━━━ Supplied text ━━━

Do graphs and charts make you a wiser person?
What effects do the growing number of graphs and diagrams have on the news that we read on news sites, or watch on TV? Do they make them easier to understand or more trustworthy? Do you become a wiser person, due to the graphics? Or do you regard them as mere decorations?
Welcome to our blog about the use of data visualization in today’s society!
There is a research group of 9 behind this blog, who will work together for 3 years with researching different aspects of this special way of communicating – through graphs, diagrams, interactive maps, and so on.
How do they actually work, these (oftentimes) colorful graphic representations, and how do they affect our communication? And how can we learn to read them both critically and effectively? These are the types of questions we ask in our project. The blog will be updated frequently, and the members of our research group will take turns writing in it. If you want to know more about our research project, feel free to take a look at our website: indvil.org.
A separate «language»

━━━ Supplied entries ━━━

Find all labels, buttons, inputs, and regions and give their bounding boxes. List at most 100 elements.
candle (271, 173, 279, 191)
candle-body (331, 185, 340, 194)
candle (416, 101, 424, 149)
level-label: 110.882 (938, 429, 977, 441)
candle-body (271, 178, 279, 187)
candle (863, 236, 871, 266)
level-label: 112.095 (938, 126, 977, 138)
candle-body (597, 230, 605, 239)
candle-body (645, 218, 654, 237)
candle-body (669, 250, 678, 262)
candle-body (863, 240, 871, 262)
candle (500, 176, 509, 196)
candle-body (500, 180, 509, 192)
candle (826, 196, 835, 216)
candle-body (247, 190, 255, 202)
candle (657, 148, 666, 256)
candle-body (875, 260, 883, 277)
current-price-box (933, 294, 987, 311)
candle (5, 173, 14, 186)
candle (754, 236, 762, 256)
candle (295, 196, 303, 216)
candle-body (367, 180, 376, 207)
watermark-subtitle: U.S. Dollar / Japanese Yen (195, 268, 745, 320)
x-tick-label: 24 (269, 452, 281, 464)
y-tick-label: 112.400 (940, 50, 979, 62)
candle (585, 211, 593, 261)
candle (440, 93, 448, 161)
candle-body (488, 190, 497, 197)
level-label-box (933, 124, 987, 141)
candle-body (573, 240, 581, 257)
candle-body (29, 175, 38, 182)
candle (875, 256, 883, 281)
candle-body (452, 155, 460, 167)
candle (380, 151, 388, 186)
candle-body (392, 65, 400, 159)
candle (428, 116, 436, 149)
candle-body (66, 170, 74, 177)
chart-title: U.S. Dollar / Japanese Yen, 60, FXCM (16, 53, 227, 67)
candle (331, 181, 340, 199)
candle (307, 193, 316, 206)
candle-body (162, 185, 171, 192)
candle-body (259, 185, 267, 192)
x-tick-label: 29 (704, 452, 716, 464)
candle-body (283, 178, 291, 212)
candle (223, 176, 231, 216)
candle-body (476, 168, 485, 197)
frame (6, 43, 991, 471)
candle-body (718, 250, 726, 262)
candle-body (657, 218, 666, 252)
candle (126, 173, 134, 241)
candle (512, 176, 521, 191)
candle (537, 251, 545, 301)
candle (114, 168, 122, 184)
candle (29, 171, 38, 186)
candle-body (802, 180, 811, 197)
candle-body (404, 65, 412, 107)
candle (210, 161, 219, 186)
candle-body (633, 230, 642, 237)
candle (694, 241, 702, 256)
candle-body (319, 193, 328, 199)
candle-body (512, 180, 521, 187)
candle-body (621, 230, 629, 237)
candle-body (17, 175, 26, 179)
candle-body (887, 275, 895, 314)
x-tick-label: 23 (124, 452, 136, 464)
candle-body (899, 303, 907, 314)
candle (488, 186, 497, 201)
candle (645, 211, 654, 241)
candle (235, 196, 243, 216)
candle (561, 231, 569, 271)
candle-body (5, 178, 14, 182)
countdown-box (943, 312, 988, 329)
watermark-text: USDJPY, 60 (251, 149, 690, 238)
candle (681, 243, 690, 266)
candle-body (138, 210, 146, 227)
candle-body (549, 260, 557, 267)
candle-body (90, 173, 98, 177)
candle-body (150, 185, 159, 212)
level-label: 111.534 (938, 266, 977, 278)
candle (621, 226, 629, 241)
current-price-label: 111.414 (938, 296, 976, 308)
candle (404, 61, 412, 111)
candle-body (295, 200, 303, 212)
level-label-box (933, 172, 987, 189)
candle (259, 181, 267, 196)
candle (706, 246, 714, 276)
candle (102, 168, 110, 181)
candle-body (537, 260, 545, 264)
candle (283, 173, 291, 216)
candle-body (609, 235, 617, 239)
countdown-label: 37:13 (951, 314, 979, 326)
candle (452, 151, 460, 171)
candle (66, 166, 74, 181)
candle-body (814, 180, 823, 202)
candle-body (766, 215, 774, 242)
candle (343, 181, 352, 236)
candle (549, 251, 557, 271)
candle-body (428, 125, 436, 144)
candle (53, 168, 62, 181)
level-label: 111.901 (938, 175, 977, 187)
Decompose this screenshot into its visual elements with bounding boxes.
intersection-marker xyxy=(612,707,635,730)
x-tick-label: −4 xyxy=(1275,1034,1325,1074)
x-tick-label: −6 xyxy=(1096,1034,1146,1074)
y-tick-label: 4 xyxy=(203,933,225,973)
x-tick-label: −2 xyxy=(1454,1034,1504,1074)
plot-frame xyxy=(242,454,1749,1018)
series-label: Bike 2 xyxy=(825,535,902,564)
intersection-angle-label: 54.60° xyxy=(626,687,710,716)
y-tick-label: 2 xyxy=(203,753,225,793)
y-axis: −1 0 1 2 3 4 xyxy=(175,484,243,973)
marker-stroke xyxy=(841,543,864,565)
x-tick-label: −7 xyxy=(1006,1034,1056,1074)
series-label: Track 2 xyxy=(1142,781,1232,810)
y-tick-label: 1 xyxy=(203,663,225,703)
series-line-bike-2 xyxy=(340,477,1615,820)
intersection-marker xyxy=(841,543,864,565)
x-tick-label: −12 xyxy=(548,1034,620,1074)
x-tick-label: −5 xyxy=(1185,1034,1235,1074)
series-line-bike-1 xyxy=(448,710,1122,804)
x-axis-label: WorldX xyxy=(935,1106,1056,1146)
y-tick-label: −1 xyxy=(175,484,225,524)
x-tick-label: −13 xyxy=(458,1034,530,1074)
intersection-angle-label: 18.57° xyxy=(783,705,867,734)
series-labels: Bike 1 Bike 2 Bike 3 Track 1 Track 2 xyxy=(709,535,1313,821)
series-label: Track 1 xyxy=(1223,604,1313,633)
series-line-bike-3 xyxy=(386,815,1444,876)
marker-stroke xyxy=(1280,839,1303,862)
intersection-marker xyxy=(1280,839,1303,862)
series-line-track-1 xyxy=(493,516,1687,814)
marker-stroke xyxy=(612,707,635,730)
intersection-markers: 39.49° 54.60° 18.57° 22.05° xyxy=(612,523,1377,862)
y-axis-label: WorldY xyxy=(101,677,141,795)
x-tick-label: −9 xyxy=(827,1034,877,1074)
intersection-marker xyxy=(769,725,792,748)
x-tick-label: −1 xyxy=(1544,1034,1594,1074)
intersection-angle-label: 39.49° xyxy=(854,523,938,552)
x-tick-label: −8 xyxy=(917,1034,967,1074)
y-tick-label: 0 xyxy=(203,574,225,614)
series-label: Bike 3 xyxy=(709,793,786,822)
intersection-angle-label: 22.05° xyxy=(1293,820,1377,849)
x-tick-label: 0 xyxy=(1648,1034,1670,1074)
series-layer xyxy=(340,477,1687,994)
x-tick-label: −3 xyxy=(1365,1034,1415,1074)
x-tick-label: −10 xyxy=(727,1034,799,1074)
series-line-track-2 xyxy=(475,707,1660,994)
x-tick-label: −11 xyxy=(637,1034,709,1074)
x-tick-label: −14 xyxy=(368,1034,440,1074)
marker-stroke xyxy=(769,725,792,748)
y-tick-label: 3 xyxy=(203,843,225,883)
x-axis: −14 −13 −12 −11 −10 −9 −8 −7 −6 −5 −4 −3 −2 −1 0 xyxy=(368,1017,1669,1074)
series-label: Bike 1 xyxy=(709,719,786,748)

━━━

Task list:
**a.** Answer the following questions from the blog introduction on data visualization.
(i) How many members make up the research group behind the blog?
(ii) For how long will the group work together?
(iii) Which website is given for learning more about the research project?
**b.** In the records, swap "level-label" for "price-level-label" throughout the part that opens with the first line and closes with the line containing "candle (657, 148, 666, 256)", leaving all else unchanged. Reproduce only those lines.

Results in order:
**a.**
(i) 9
(ii) 3 years
(iii) indvil.org

**b.**
Find all labels, buttons, inputs, and regions and give their bounding boxes. List at most 100 elements.
candle (271, 173, 279, 191)
candle-body (331, 185, 340, 194)
candle (416, 101, 424, 149)
price-level-label: 110.882 (938, 429, 977, 441)
candle-body (271, 178, 279, 187)
candle (863, 236, 871, 266)
price-level-label: 112.095 (938, 126, 977, 138)
candle-body (597, 230, 605, 239)
candle-body (645, 218, 654, 237)
candle-body (669, 250, 678, 262)
candle-body (863, 240, 871, 262)
candle (500, 176, 509, 196)
candle-body (500, 180, 509, 192)
candle (826, 196, 835, 216)
candle-body (247, 190, 255, 202)
candle (657, 148, 666, 256)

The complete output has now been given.